• [WHAT IS BEING ASKED]: For each line that holds "sentido", copy the line out.

• [DATA SHOWN]:
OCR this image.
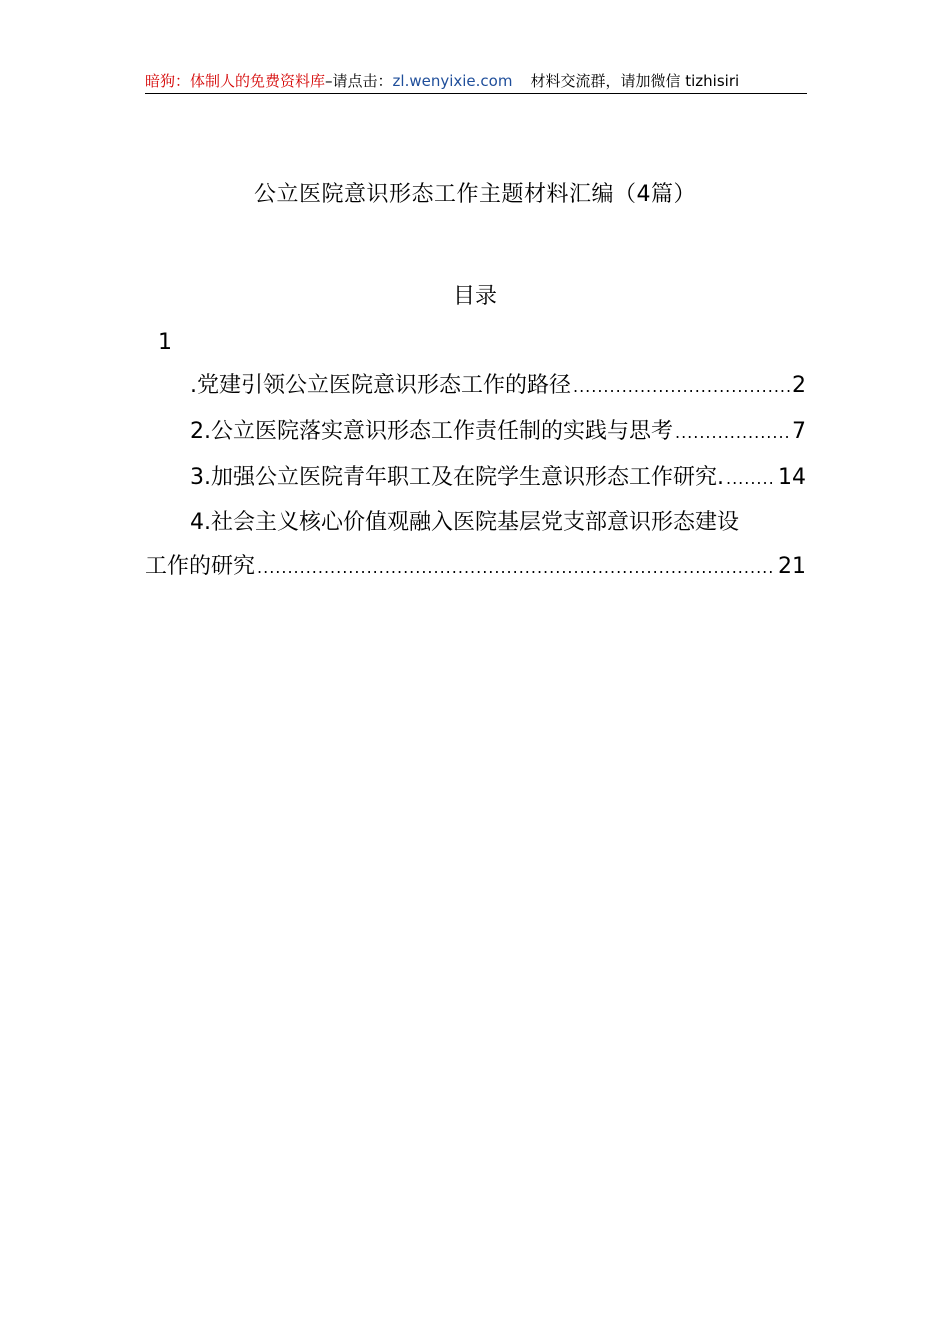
暗狗：体制人的免费资料库–请点击：zl.wenyixie.com 材料交流群，请加微信 tizhisiri
公立医院意识形态工作主题材料汇编（4篇）
目录
1
.党建引领公立医院意识形态工作的路径 .....	2
2.公立医院落实意识形态工作责任制的实践与思考 .....	7
3.加强公立医院青年职工及在院学生意识形态工作研究. ..... 14
4.社会主义核心价值观融入医院基层党支部意识形态建设
工作的研究 .....	21
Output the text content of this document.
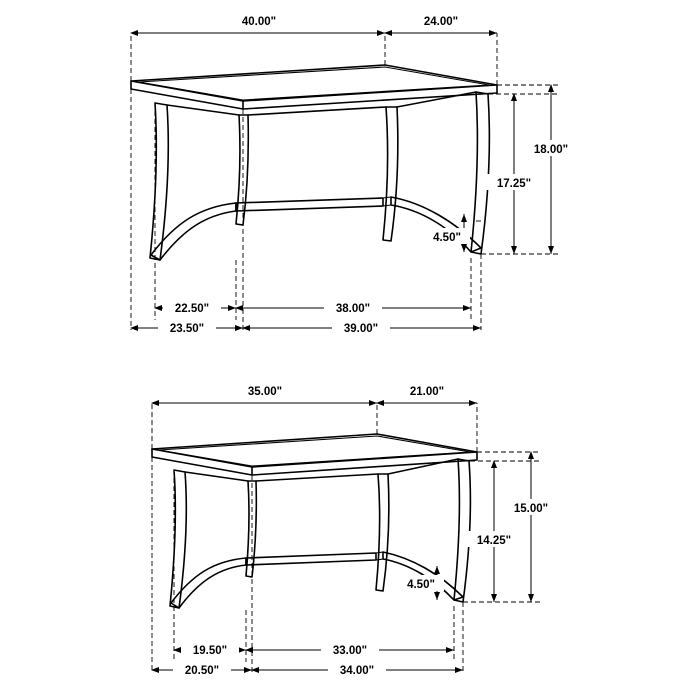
40.00"	24.00"
18.00"
17.25"
4.50"
22.50"
23.50"
38.00"
39.00"
35.00"	21.00"
15.00"
14.25"
4.50"
19.50"
20.50"
33.00"
34.00"
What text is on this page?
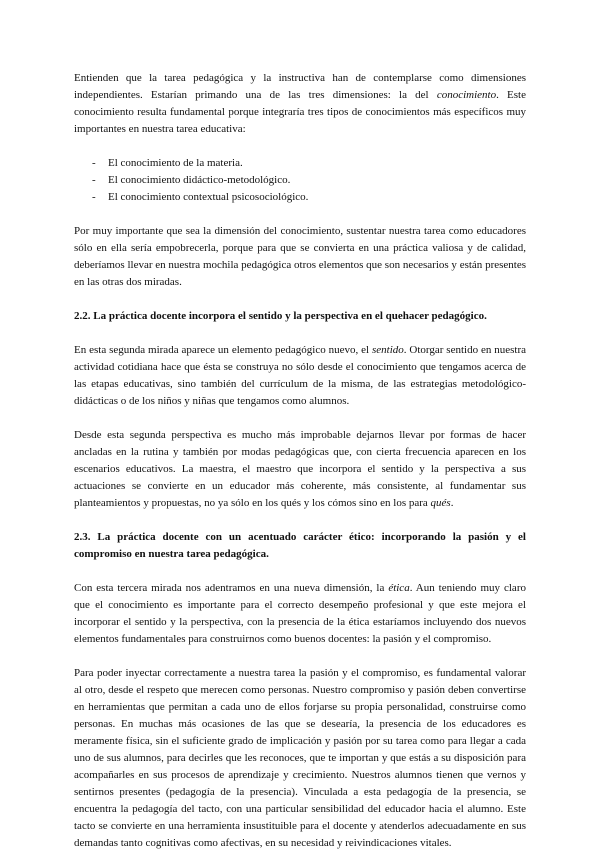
Entienden que la tarea pedagógica y la instructiva han de contemplarse como dimensiones independientes. Estarían primando una de las tres dimensiones: la del conocimiento. Este conocimiento resulta fundamental porque integraría tres tipos de conocimientos más específicos muy importantes en nuestra tarea educativa:

- El conocimiento de la materia.
- El conocimiento didáctico-metodológico.
- El conocimiento contextual psicosociológico.

Por muy importante que sea la dimensión del conocimiento, sustentar nuestra tarea como educadores sólo en ella sería empobrecerla, porque para que se convierta en una práctica valiosa y de calidad, deberíamos llevar en nuestra mochila pedagógica otros elementos que son necesarios y están presentes en las otras dos miradas.

2.2. La práctica docente incorpora el sentido y la perspectiva en el quehacer pedagógico.

En esta segunda mirada aparece un elemento pedagógico nuevo, el sentido. Otorgar sentido en nuestra actividad cotidiana hace que ésta se construya no sólo desde el conocimiento que tengamos acerca de las etapas educativas, sino también del currículum de la misma, de las estrategias metodológico-didácticas o de los niños y niñas que tengamos como alumnos.

Desde esta segunda perspectiva es mucho más improbable dejarnos llevar por formas de hacer ancladas en la rutina y también por modas pedagógicas que, con cierta frecuencia aparecen en los escenarios educativos. La maestra, el maestro que incorpora el sentido y la perspectiva a sus actuaciones se convierte en un educador más coherente, más consistente, al fundamentar sus planteamientos y propuestas, no ya sólo en los qués y los cómos sino en los para qués.

2.3. La práctica docente con un acentuado carácter ético: incorporando la pasión y el compromiso en nuestra tarea pedagógica.

Con esta tercera mirada nos adentramos en una nueva dimensión, la ética. Aun teniendo muy claro que el conocimiento es importante para el correcto desempeño profesional y que este mejora el incorporar el sentido y la perspectiva, con la presencia de la ética estaríamos incluyendo dos nuevos elementos fundamentales para construirnos como buenos docentes: la pasión y el compromiso.

Para poder inyectar correctamente a nuestra tarea la pasión y el compromiso, es fundamental valorar al otro, desde el respeto que merecen como personas. Nuestro compromiso y pasión deben convertirse en herramientas que permitan a cada uno de ellos forjarse su propia personalidad, construirse como personas. En muchas más ocasiones de las que se desearía, la presencia de los educadores es meramente física, sin el suficiente grado de implicación y pasión por su tarea como para llegar a cada uno de sus alumnos, para decirles que les reconoces, que te importan y que estás a su disposición para acompañarles en sus procesos de aprendizaje y crecimiento. Nuestros alumnos tienen que vernos y sentirnos presentes (pedagogía de la presencia). Vinculada a esta pedagogía de la presencia, se encuentra la pedagogía del tacto, con una particular sensibilidad del educador hacia el alumno. Este tacto se convierte en una herramienta insustituible para el docente y atenderlos adecuadamente en sus demandas tanto cognitivas como afectivas, en su necesidad y reivindicaciones vitales.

• [WRITTEN ANSWER]:
2.2. La práctica docente incorpora el sentido y la perspectiva en el quehacer pedagógico.
En esta segunda mirada aparece un elemento pedagógico nuevo, el sentido. Otorgar sentido en nuestra actividad cotidiana hace que ésta se construya no sólo desde el conocimiento que tengamos acerca de las etapas educativas, sino también del currículum de la misma, de las estrategias metodológico-didácticas o de los niños y niñas que tengamos como alumnos.
Desde esta segunda perspectiva es mucho más improbable dejarnos llevar por formas de hacer ancladas en la rutina y también por modas pedagógicas que, con cierta frecuencia aparecen en los escenarios educativos. La maestra, el maestro que incorpora el sentido y la perspectiva a sus actuaciones se convierte en un educador más coherente, más consistente, al fundamentar sus planteamientos y propuestas, no ya sólo en los qués y los cómos sino en los para qués.
Con esta tercera mirada nos adentramos en una nueva dimensión, la ética. Aun teniendo muy claro que el conocimiento es importante para el correcto desempeño profesional y que este mejora el incorporar el sentido y la perspectiva, con la presencia de la ética estaríamos incluyendo dos nuevos elementos fundamentales para construirnos como buenos docentes: la pasión y el compromiso.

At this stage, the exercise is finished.